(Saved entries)
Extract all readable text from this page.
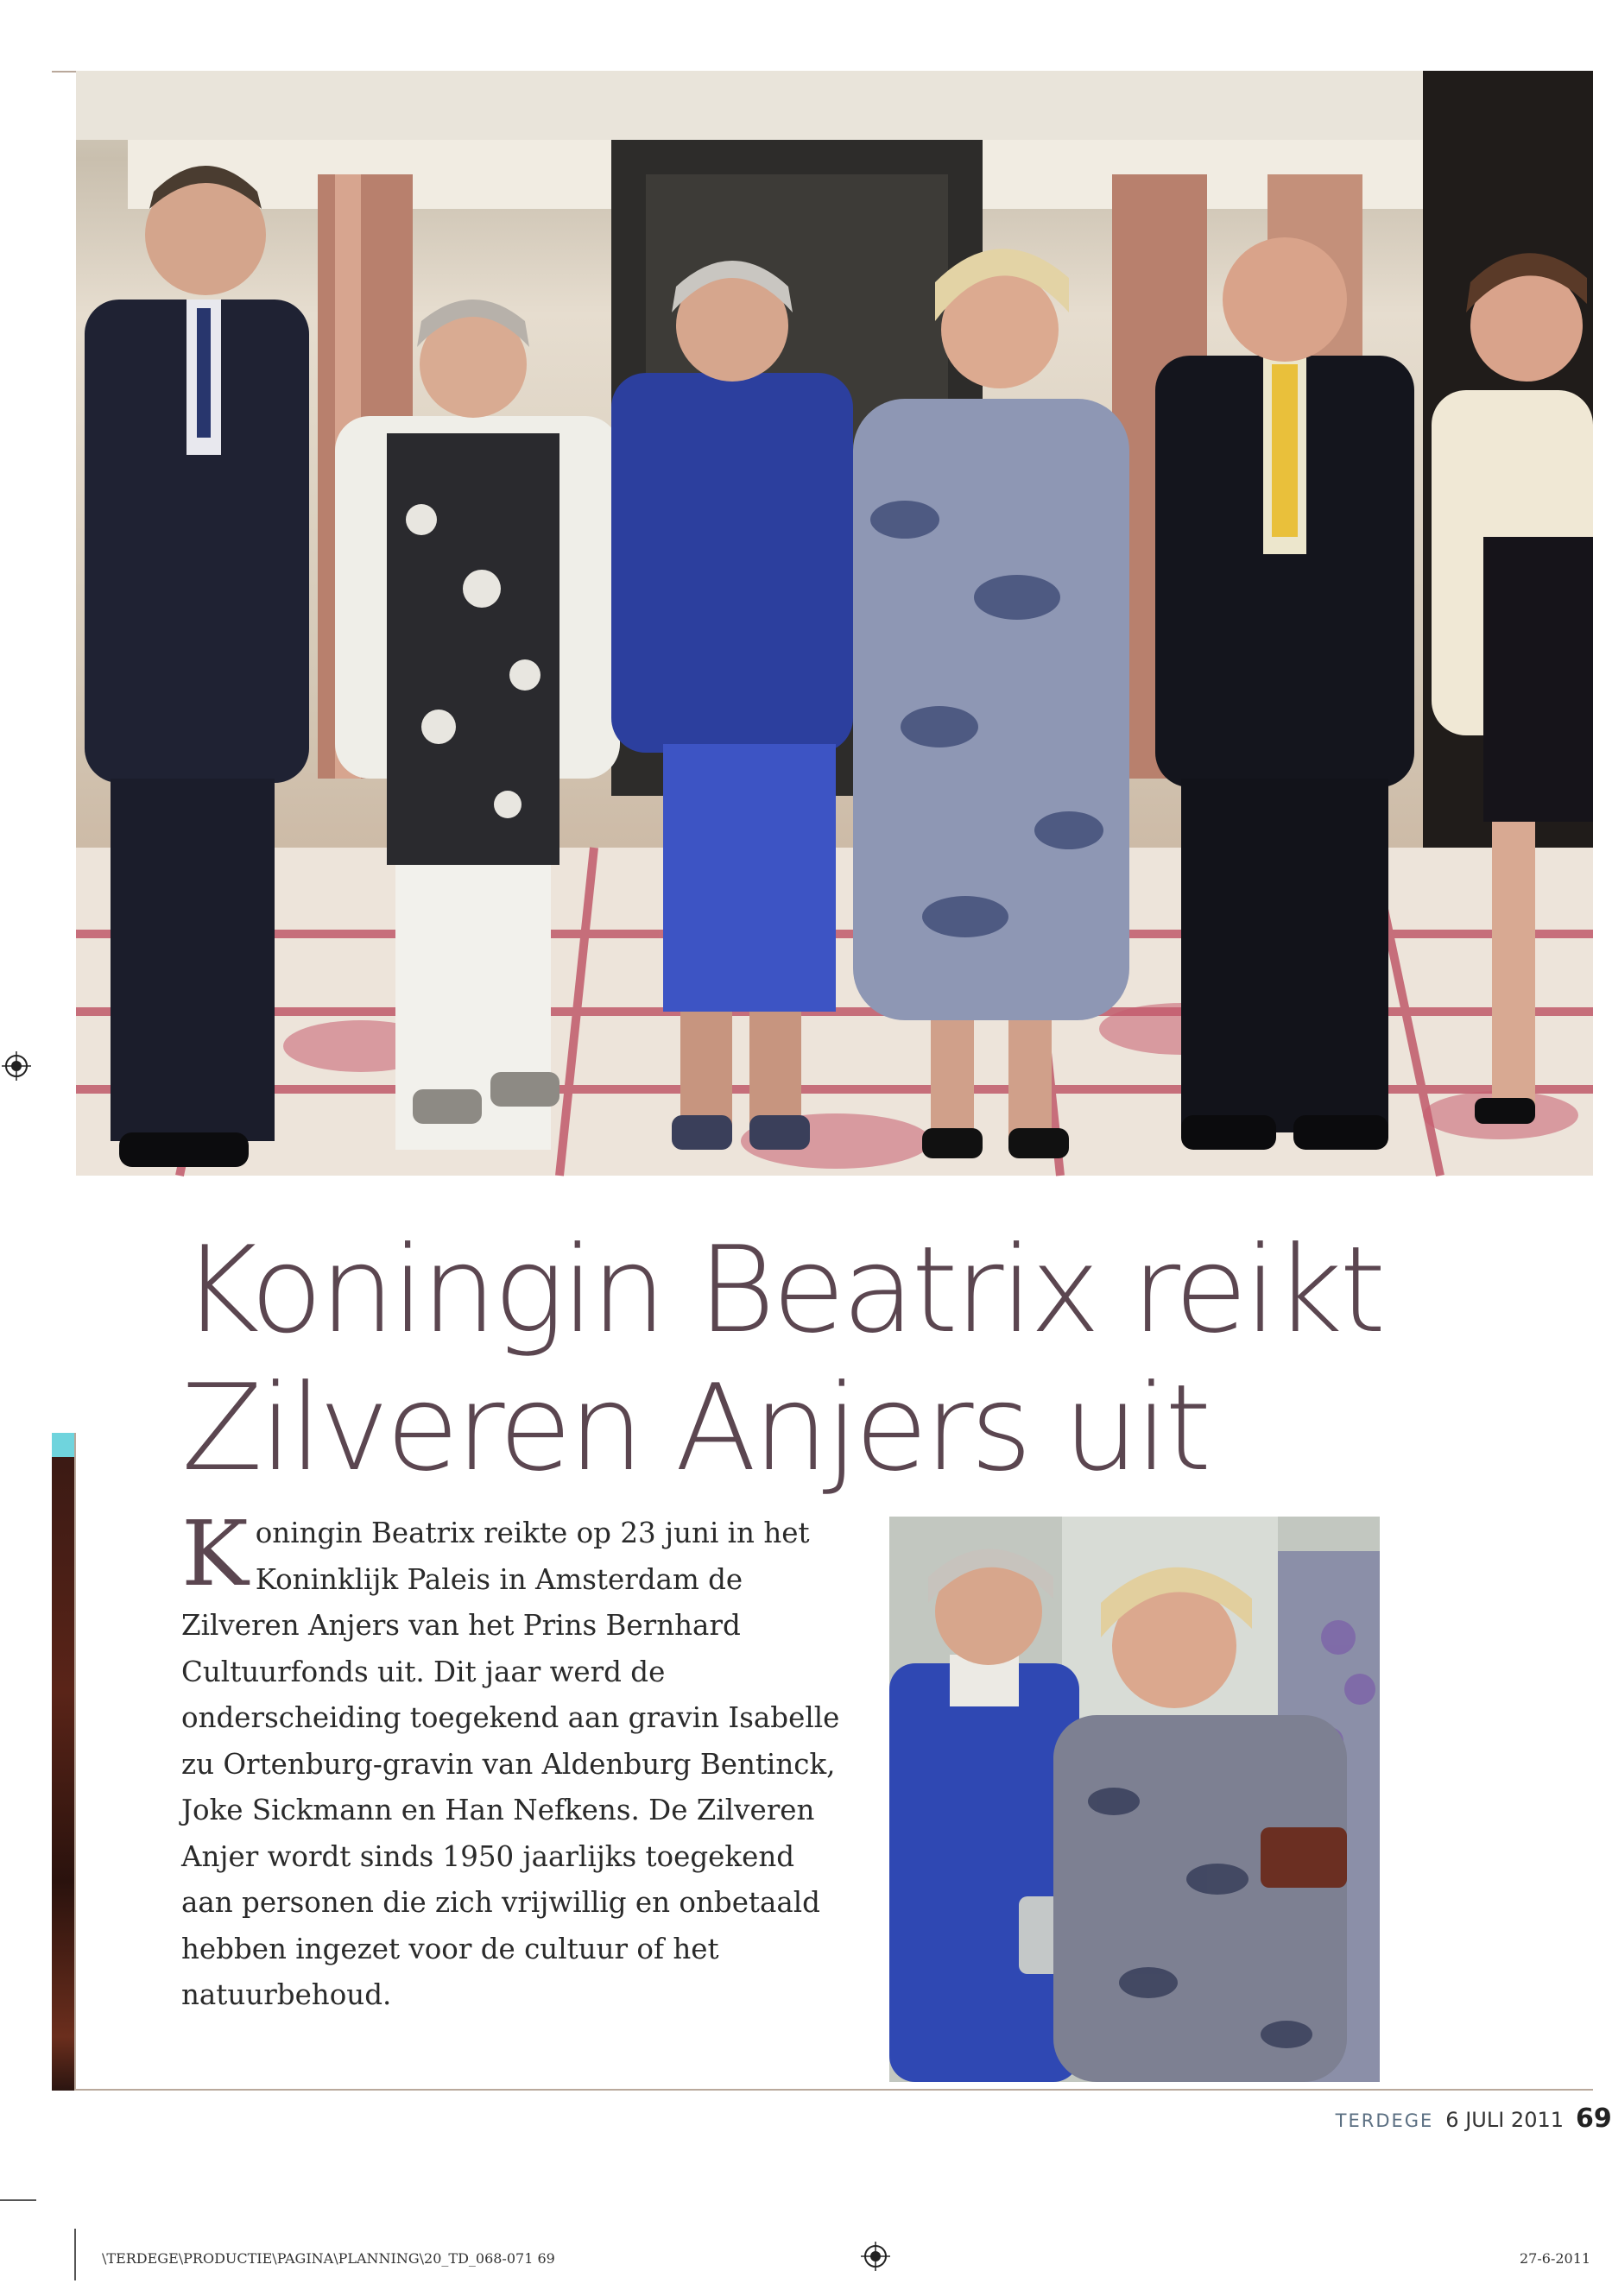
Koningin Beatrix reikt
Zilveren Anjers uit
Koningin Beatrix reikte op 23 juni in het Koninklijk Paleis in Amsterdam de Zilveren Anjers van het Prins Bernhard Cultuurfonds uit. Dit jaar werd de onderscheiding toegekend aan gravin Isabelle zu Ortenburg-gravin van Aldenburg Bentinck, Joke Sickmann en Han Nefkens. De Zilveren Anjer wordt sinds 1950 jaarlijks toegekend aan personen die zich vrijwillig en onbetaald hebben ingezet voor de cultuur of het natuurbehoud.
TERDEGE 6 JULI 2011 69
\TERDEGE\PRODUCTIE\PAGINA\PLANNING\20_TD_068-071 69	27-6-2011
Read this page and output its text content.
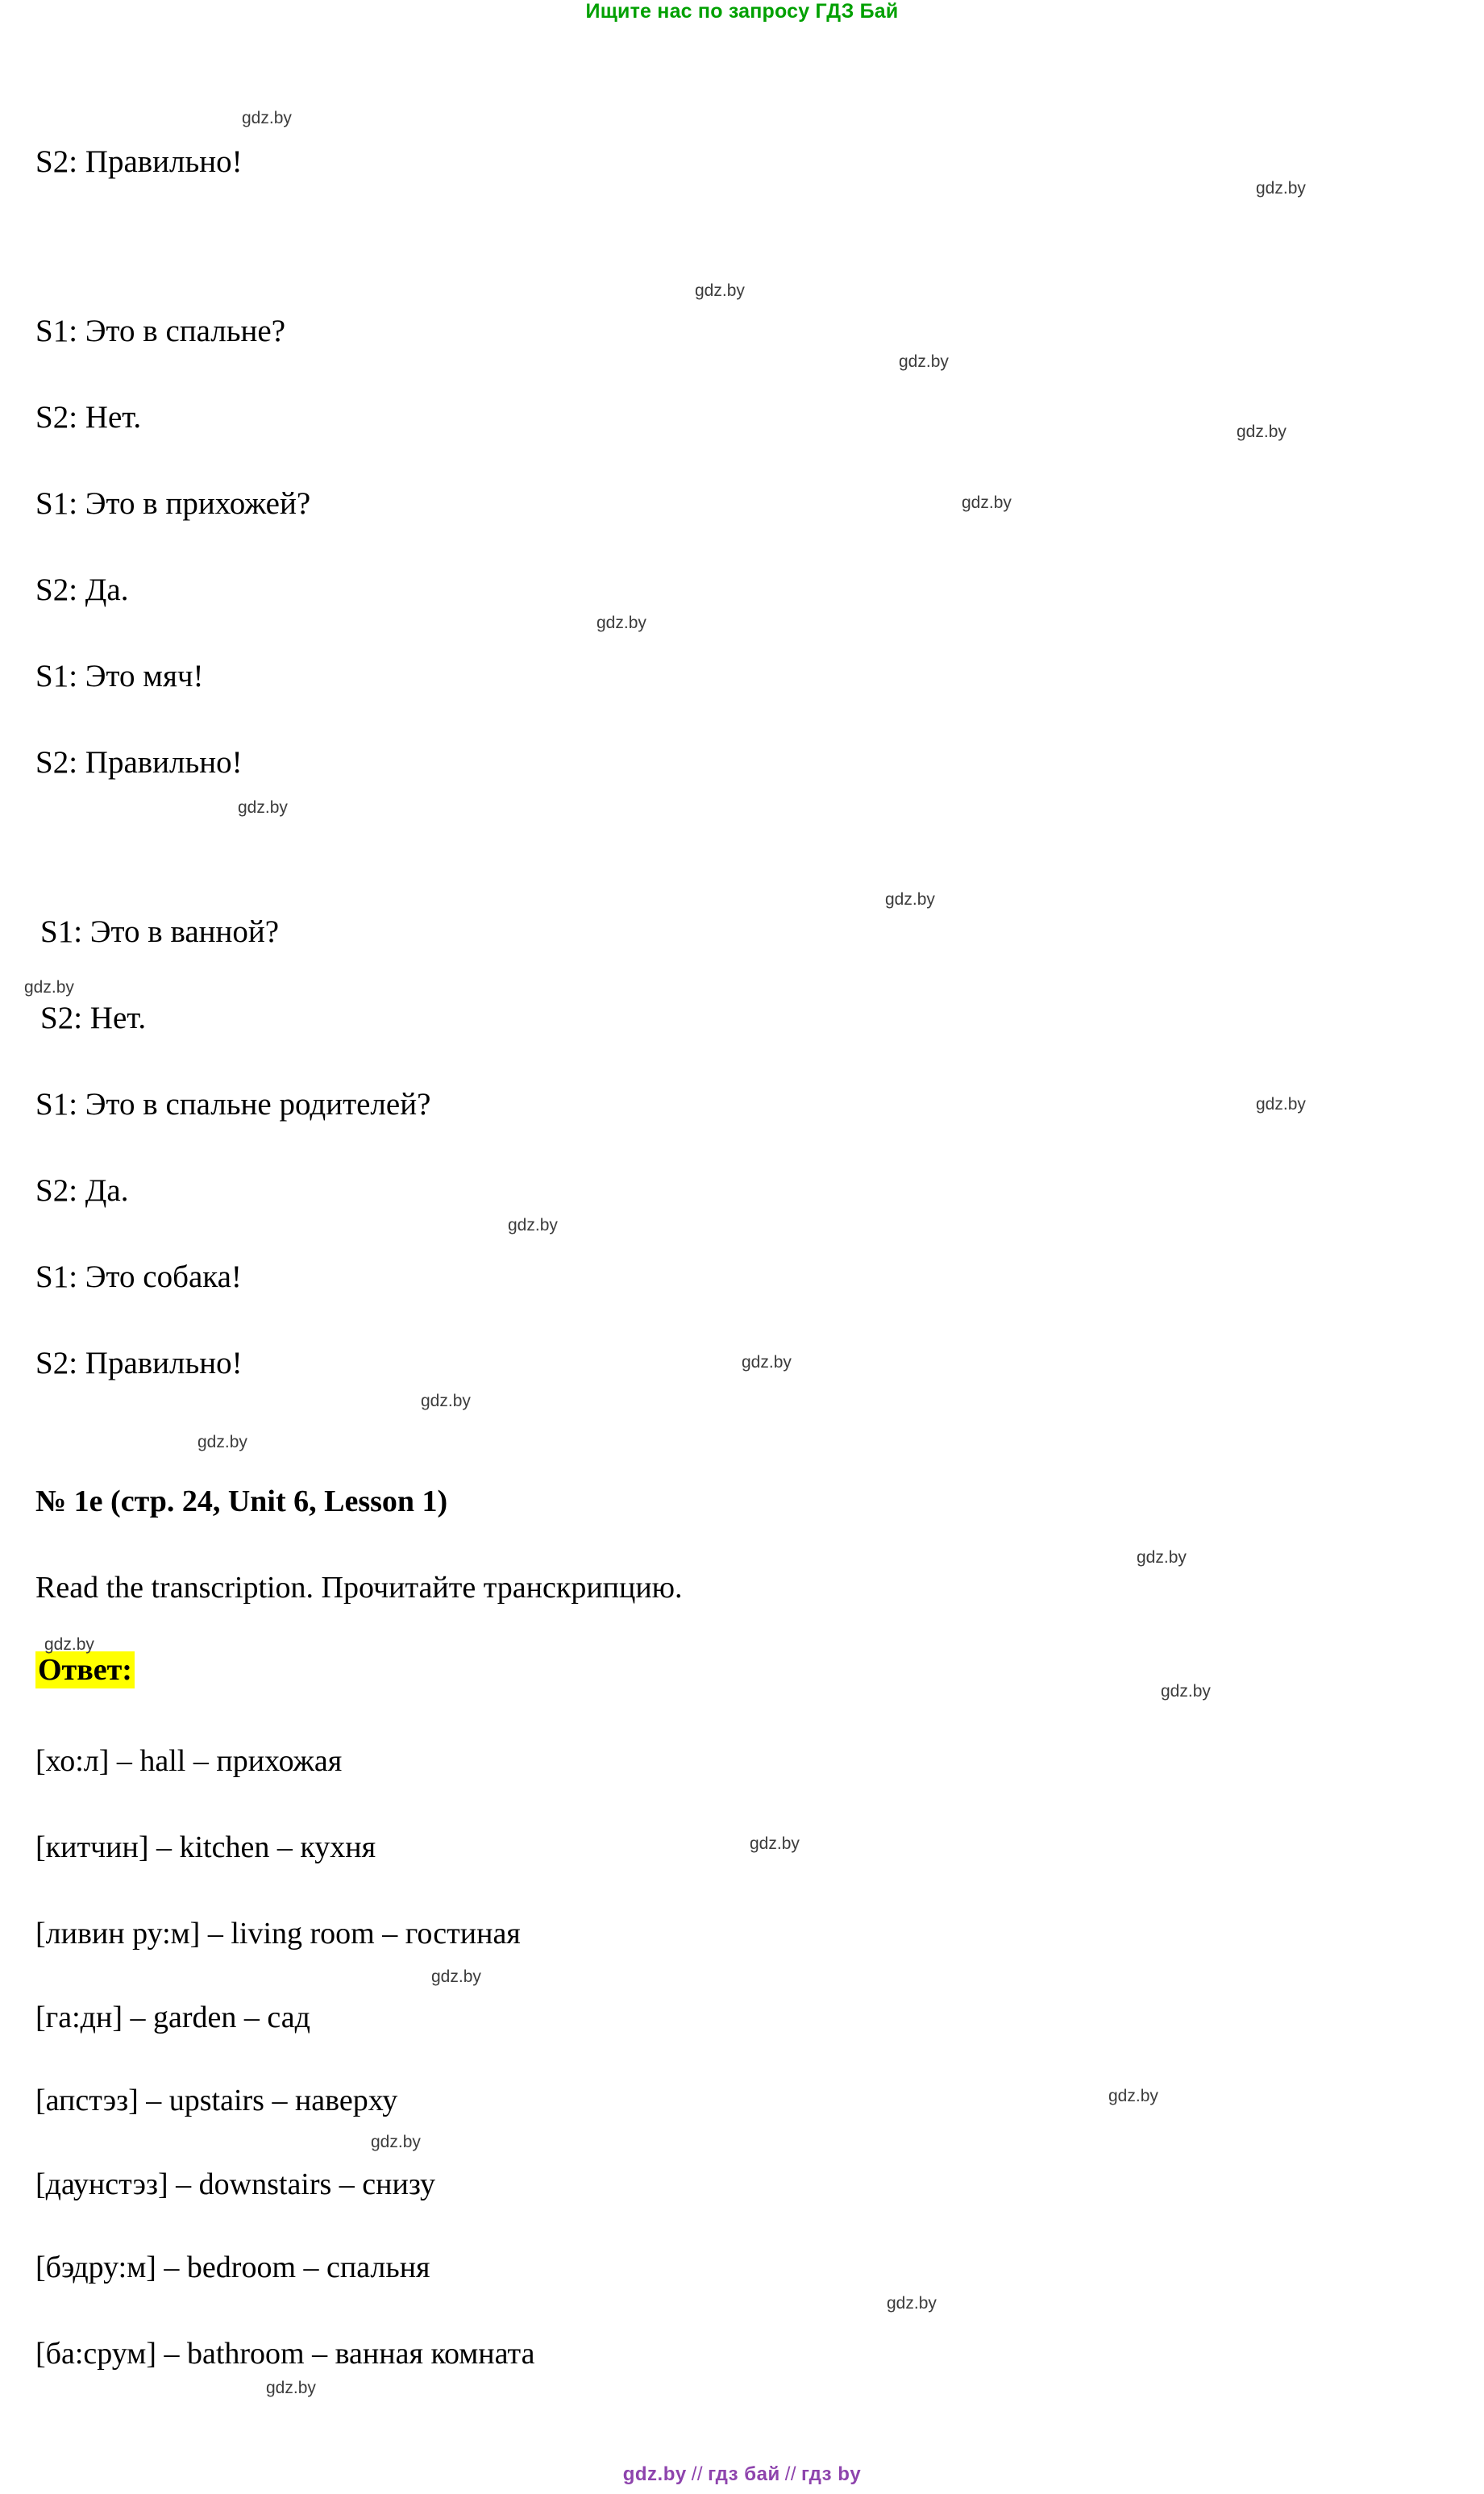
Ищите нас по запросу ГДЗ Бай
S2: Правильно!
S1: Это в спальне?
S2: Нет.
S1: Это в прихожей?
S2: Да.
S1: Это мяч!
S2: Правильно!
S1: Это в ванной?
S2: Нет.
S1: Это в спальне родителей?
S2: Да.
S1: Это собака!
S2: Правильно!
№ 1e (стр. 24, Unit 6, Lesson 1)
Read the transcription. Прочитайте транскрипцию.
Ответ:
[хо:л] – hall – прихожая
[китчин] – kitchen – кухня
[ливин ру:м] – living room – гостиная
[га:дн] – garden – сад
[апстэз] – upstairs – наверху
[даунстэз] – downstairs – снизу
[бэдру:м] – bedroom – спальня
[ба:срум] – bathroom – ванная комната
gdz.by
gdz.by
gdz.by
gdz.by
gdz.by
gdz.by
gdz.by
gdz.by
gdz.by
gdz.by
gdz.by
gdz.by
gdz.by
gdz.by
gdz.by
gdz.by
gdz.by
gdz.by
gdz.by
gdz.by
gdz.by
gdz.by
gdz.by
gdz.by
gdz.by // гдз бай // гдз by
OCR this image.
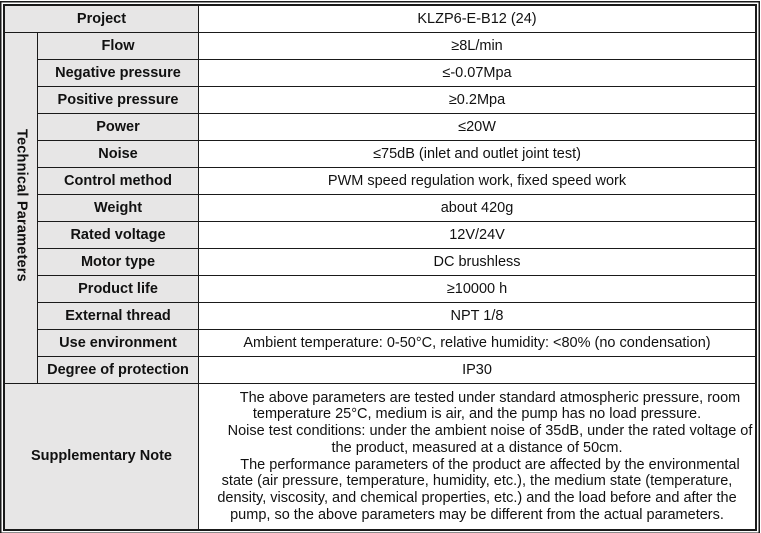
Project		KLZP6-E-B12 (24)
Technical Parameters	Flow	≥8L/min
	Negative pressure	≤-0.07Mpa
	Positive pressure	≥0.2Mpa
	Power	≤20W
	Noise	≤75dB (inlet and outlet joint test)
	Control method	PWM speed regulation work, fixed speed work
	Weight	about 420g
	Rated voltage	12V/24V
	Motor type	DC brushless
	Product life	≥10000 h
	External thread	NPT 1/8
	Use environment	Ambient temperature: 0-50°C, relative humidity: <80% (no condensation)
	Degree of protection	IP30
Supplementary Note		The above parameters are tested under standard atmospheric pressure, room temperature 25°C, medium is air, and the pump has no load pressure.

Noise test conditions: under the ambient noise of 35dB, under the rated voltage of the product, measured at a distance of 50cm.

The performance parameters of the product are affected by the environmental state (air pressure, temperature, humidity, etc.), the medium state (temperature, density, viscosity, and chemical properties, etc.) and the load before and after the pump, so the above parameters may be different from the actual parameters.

*What is expected*
Repeat the records above exactly, leaving out any pictures they contain.

*Expected output*
Extract all readable text from this page.
Koningin Beatrix reikt
Zilveren Anjers uit
Koningin Beatrix reikte op 23 juni in het Koninklijk Paleis in Amsterdam de Zilveren Anjers van het Prins Bernhard Cultuurfonds uit. Dit jaar werd de onderscheiding toegekend aan gravin Isabelle zu Ortenburg-gravin van Aldenburg Bentinck, Joke Sickmann en Han Nefkens. De Zilveren Anjer wordt sinds 1950 jaarlijks toegekend aan personen die zich vrijwillig en onbetaald hebben ingezet voor de cultuur of het natuurbehoud.
TERDEGE 6 JULI 2011 69
\TERDEGE\PRODUCTIE\PAGINA\PLANNING\20_TD_068-071 69	27-6-2011
Read this page and output its text content.
Ищите нас по запросу ГДЗ Бай
S2: Правильно!
S1: Это в спальне?
S2: Нет.
S1: Это в прихожей?
S2: Да.
S1: Это мяч!
S2: Правильно!
S1: Это в ванной?
S2: Нет.
S1: Это в спальне родителей?
S2: Да.
S1: Это собака!
S2: Правильно!
№ 1e (стр. 24, Unit 6, Lesson 1)
Read the transcription. Прочитайте транскрипцию.
Ответ:
[хо:л] – hall – прихожая
[китчин] – kitchen – кухня
[ливин ру:м] – living room – гостиная
[га:дн] – garden – сад
[апстэз] – upstairs – наверху
[даунстэз] – downstairs – снизу
[бэдру:м] – bedroom – спальня
[ба:срум] – bathroom – ванная комната
gdz.by
gdz.by
gdz.by
gdz.by
gdz.by
gdz.by
gdz.by
gdz.by
gdz.by
gdz.by
gdz.by
gdz.by
gdz.by
gdz.by
gdz.by
gdz.by
gdz.by
gdz.by
gdz.by
gdz.by
gdz.by
gdz.by
gdz.by
gdz.by
gdz.by // гдз бай // гдз by
OCR this image.
Project		KLZP6-E-B12 (24)
Technical Parameters	Flow	≥8L/min
	Negative pressure	≤-0.07Mpa
	Positive pressure	≥0.2Mpa
	Power	≤20W
	Noise	≤75dB (inlet and outlet joint test)
	Control method	PWM speed regulation work, fixed speed work
	Weight	about 420g
	Rated voltage	12V/24V
	Motor type	DC brushless
	Product life	≥10000 h
	External thread	NPT 1/8
	Use environment	Ambient temperature: 0-50°C, relative humidity: <80% (no condensation)
	Degree of protection	IP30
Supplementary Note		The above parameters are tested under standard atmospheric pressure, room temperature 25°C, medium is air, and the pump has no load pressure.

Noise test conditions: under the ambient noise of 35dB, under the rated voltage of the product, measured at a distance of 50cm.

The performance parameters of the product are affected by the environmental state (air pressure, temperature, humidity, etc.), the medium state (temperature, density, viscosity, and chemical properties, etc.) and the load before and after the pump, so the above parameters may be different from the actual parameters.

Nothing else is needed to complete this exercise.